▶ [Task to carry out]:
Please find all lines in the data that hold the string "TradingView" and copy them.

▶ [Entries supplied]:
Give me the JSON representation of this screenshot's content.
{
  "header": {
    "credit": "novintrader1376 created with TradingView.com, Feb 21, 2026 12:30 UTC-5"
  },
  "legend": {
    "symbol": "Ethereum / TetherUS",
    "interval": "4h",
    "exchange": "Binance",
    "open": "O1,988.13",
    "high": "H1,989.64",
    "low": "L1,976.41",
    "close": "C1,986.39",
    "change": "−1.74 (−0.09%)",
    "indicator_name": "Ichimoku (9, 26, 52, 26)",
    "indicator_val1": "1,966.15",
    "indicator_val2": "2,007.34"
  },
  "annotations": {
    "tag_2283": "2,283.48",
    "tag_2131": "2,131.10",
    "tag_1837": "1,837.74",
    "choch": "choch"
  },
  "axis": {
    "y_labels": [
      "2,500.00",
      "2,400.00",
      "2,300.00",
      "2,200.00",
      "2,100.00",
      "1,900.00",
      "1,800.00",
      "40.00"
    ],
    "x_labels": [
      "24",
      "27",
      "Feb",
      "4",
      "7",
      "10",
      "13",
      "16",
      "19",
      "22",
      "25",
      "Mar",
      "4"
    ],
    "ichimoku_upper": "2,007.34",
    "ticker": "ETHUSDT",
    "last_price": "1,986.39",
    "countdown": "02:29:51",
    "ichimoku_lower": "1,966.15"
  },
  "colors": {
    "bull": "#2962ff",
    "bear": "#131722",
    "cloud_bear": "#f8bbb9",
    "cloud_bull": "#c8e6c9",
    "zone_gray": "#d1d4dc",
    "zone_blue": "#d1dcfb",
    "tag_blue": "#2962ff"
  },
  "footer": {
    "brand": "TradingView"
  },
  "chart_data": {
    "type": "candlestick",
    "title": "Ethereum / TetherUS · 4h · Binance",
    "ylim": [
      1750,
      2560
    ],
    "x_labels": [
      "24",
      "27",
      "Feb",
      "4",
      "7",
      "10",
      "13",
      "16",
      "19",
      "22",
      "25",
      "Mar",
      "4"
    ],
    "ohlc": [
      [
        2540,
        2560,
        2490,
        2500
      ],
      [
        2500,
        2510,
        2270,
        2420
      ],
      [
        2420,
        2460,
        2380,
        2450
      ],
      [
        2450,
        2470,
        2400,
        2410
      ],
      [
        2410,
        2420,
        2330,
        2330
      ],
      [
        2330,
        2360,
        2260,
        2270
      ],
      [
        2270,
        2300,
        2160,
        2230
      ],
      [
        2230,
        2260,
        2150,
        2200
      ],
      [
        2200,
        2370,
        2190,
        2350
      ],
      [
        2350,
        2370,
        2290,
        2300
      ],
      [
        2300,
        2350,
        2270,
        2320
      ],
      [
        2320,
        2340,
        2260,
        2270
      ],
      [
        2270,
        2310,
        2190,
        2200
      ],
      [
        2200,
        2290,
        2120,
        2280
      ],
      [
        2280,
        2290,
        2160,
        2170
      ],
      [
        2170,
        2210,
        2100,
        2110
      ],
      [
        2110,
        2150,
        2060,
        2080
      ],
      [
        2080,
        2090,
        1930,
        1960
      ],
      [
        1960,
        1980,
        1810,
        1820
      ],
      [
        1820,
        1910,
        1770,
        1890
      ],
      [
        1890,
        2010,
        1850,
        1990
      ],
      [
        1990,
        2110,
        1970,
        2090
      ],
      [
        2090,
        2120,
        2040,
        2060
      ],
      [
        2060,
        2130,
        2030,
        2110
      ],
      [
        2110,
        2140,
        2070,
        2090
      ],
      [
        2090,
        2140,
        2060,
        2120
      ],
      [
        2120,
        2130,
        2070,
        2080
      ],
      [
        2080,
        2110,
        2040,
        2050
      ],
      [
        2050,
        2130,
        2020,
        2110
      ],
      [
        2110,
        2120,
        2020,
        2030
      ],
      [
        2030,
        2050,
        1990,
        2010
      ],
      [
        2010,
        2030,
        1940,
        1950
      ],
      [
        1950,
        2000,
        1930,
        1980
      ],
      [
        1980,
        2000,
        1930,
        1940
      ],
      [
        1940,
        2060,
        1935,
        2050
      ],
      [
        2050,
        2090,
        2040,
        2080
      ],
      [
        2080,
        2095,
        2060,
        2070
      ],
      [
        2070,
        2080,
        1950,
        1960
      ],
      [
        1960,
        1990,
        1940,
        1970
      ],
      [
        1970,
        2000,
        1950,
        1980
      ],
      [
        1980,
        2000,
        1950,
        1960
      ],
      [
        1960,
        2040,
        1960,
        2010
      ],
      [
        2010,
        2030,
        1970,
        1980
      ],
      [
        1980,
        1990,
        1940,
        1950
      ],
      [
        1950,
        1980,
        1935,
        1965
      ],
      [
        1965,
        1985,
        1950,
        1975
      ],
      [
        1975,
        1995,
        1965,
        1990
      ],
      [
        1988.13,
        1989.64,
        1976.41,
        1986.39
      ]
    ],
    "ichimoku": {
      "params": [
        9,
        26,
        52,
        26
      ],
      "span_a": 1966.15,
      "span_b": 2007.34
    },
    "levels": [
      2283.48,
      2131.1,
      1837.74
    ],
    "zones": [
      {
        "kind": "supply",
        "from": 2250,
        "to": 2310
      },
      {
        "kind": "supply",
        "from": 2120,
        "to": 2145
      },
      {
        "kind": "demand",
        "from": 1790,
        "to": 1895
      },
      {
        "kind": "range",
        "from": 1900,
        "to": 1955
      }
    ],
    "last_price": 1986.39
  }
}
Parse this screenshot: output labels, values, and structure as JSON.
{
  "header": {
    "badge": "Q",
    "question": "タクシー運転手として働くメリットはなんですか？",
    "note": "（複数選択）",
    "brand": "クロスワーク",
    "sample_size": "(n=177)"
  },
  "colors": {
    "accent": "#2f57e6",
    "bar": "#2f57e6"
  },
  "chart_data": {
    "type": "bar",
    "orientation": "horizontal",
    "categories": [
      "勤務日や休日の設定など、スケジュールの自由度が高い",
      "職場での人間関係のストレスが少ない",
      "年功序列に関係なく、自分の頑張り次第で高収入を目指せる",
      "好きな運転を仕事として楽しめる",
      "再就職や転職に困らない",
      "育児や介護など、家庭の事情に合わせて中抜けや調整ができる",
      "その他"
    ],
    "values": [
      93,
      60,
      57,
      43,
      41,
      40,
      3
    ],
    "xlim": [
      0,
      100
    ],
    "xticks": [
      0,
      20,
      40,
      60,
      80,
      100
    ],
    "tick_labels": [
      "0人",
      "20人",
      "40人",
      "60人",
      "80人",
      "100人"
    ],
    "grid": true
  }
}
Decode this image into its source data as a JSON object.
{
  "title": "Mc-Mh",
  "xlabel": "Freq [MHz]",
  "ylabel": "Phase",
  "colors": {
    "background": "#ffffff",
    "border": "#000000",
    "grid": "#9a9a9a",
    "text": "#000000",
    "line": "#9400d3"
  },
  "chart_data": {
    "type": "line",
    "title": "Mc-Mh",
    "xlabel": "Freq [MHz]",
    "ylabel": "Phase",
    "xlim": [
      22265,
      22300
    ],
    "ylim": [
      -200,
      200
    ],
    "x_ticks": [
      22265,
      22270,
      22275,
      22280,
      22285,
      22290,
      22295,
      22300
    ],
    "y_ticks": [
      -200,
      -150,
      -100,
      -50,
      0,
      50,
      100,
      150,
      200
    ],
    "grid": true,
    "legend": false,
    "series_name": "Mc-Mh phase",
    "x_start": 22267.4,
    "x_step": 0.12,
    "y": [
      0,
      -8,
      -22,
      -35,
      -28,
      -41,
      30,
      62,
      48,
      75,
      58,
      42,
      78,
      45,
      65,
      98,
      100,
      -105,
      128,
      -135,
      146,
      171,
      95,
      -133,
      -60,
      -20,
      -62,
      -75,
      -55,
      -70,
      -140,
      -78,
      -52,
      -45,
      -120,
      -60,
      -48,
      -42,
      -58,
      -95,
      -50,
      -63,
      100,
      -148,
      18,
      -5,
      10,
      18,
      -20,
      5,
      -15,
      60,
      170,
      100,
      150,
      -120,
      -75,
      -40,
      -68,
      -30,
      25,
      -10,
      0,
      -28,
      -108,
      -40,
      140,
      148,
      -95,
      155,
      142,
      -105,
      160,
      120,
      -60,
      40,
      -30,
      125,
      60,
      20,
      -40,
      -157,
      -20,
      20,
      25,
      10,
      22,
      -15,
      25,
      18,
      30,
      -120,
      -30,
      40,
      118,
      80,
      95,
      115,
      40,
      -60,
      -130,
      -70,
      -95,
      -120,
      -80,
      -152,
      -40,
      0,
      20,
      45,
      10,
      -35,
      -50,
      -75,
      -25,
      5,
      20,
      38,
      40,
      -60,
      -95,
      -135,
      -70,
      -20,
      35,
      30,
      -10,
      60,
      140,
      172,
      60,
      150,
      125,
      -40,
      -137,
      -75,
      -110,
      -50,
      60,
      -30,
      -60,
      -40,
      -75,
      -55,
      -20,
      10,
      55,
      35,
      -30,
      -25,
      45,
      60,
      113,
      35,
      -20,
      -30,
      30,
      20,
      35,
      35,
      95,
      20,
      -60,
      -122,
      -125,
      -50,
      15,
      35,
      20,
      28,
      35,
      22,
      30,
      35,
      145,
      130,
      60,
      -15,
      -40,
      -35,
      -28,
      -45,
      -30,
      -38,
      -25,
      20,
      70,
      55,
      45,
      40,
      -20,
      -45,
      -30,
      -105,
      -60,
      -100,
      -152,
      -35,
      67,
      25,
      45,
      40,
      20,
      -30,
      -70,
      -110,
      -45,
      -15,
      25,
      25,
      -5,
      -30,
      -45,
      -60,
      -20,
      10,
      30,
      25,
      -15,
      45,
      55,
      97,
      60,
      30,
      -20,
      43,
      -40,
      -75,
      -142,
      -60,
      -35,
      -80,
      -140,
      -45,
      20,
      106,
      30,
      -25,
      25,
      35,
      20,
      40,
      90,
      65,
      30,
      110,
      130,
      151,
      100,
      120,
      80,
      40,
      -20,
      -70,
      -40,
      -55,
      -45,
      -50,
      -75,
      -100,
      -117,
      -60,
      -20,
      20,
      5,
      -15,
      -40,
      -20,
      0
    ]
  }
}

▶ [Output]:
    "credit": "novintrader1376 created with TradingView.com, Feb 21, 2026 12:30 UTC-5"
    "brand": "TradingView"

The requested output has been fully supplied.